» **Data section**:
++++++++++

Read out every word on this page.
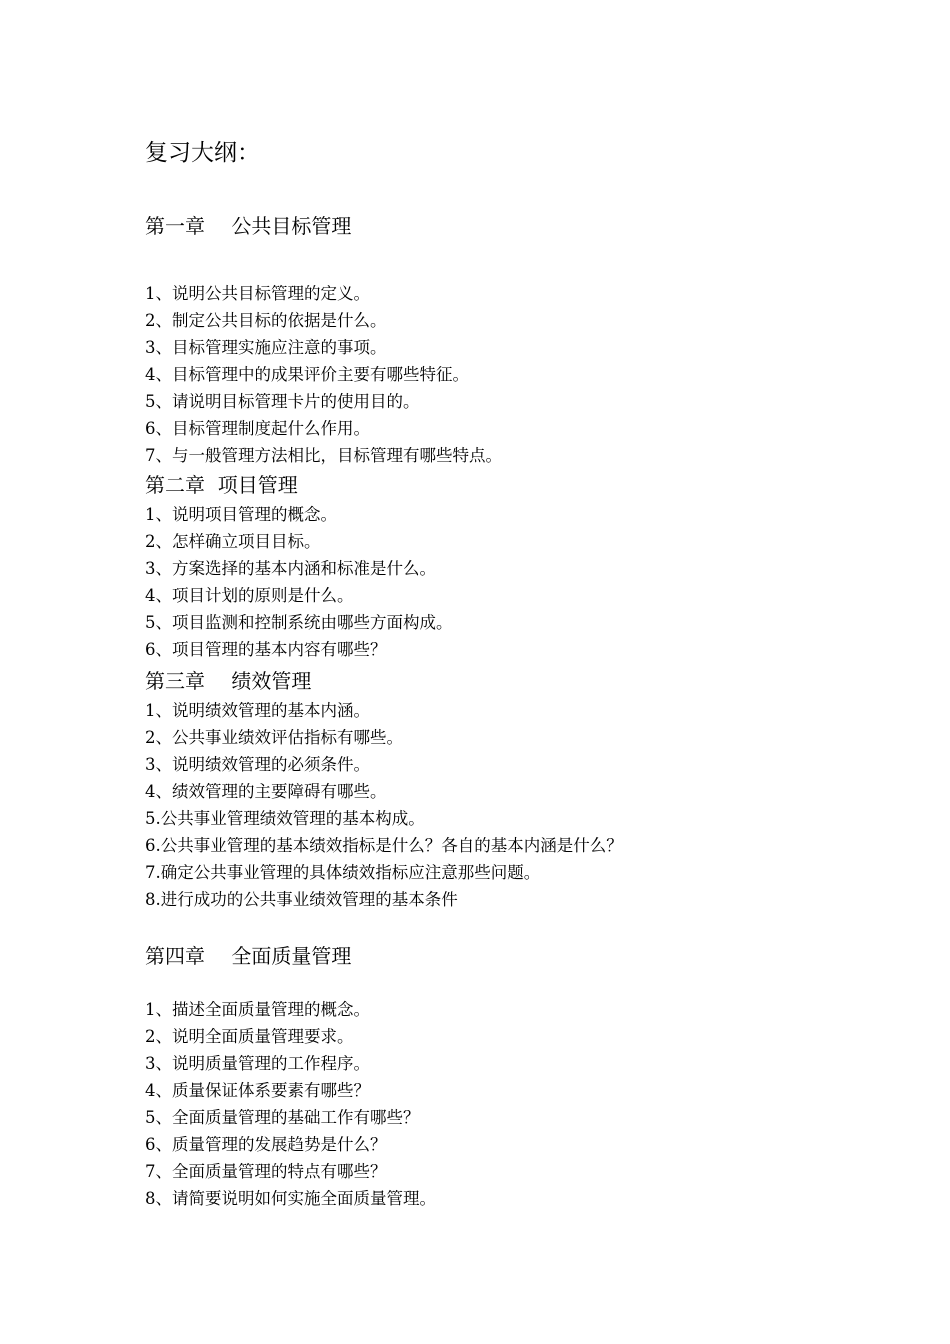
复习大纲：
第一章　 公共目标管理
1、说明公共目标管理的定义。
2、制定公共目标的依据是什么。
3、目标管理实施应注意的事项。
4、目标管理中的成果评价主要有哪些特征。
5、请说明目标管理卡片的使用目的。
6、目标管理制度起什么作用。
7、与一般管理方法相比，目标管理有哪些特点。
第二章  项目管理
1、说明项目管理的概念。
2、怎样确立项目目标。
3、方案选择的基本内涵和标准是什么。
4、项目计划的原则是什么。
5、项目监测和控制系统由哪些方面构成。
6、项目管理的基本内容有哪些？
第三章　 绩效管理
1、说明绩效管理的基本内涵。
2、公共事业绩效评估指标有哪些。
3、说明绩效管理的必须条件。
4、绩效管理的主要障碍有哪些。
5.公共事业管理绩效管理的基本构成。
6.公共事业管理的基本绩效指标是什么？各自的基本内涵是什么？
7.确定公共事业管理的具体绩效指标应注意那些问题。
8.进行成功的公共事业绩效管理的基本条件
第四章　 全面质量管理
1、描述全面质量管理的概念。
2、说明全面质量管理要求。
3、说明质量管理的工作程序。
4、质量保证体系要素有哪些？
5、全面质量管理的基础工作有哪些？
6、质量管理的发展趋势是什么？
7、全面质量管理的特点有哪些？
8、请简要说明如何实施全面质量管理。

++++++++++

» **Set exercise**: Reproduce the material in full, word for word, and omit the pictures.

» **Exercise output**:
Read out every word on this page.
复习大纲：
第一章　 公共目标管理
1、说明公共目标管理的定义。
2、制定公共目标的依据是什么。
3、目标管理实施应注意的事项。
4、目标管理中的成果评价主要有哪些特征。
5、请说明目标管理卡片的使用目的。
6、目标管理制度起什么作用。
7、与一般管理方法相比，目标管理有哪些特点。
第二章  项目管理
1、说明项目管理的概念。
2、怎样确立项目目标。
3、方案选择的基本内涵和标准是什么。
4、项目计划的原则是什么。
5、项目监测和控制系统由哪些方面构成。
6、项目管理的基本内容有哪些？
第三章　 绩效管理
1、说明绩效管理的基本内涵。
2、公共事业绩效评估指标有哪些。
3、说明绩效管理的必须条件。
4、绩效管理的主要障碍有哪些。
5.公共事业管理绩效管理的基本构成。
6.公共事业管理的基本绩效指标是什么？各自的基本内涵是什么？
7.确定公共事业管理的具体绩效指标应注意那些问题。
8.进行成功的公共事业绩效管理的基本条件
第四章　 全面质量管理
1、描述全面质量管理的概念。
2、说明全面质量管理要求。
3、说明质量管理的工作程序。
4、质量保证体系要素有哪些？
5、全面质量管理的基础工作有哪些？
6、质量管理的发展趋势是什么？
7、全面质量管理的特点有哪些？
8、请简要说明如何实施全面质量管理。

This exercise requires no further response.